GOAL OF THE EXERCISE: In the entries below, count the lines holding "kontrole". Reply with the number only.

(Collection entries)

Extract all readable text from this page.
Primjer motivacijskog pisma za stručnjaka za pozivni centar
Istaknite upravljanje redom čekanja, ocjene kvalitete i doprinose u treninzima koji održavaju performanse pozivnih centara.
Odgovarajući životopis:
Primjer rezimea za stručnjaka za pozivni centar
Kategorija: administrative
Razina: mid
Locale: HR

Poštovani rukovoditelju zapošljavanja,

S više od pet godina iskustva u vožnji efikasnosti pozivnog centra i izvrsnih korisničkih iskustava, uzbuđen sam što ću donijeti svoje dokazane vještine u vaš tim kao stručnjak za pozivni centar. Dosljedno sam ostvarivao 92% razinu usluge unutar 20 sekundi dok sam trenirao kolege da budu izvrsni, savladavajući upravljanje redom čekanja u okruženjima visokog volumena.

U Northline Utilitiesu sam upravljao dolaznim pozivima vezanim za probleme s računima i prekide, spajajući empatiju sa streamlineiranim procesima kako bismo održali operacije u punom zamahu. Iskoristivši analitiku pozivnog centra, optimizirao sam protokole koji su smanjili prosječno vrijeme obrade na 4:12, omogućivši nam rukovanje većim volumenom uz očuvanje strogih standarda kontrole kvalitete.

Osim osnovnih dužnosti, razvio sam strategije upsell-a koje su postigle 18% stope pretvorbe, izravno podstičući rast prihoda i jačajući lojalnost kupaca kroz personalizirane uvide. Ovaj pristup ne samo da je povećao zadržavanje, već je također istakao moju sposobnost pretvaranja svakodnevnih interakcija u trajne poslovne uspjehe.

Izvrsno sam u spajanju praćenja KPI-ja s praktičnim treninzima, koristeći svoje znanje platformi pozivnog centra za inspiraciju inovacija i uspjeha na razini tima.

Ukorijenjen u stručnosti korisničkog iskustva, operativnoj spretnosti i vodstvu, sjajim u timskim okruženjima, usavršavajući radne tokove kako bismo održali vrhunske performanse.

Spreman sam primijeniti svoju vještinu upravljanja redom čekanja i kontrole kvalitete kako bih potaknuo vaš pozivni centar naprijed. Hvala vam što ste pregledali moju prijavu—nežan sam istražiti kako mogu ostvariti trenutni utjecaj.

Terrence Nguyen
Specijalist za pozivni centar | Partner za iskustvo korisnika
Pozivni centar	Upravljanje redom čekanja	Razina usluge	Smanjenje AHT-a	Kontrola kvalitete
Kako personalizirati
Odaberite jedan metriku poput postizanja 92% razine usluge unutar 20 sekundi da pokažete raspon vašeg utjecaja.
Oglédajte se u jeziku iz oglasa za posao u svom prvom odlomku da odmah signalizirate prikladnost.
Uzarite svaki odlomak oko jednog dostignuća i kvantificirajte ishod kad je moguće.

SOLUTION FOR THIS TASK: 2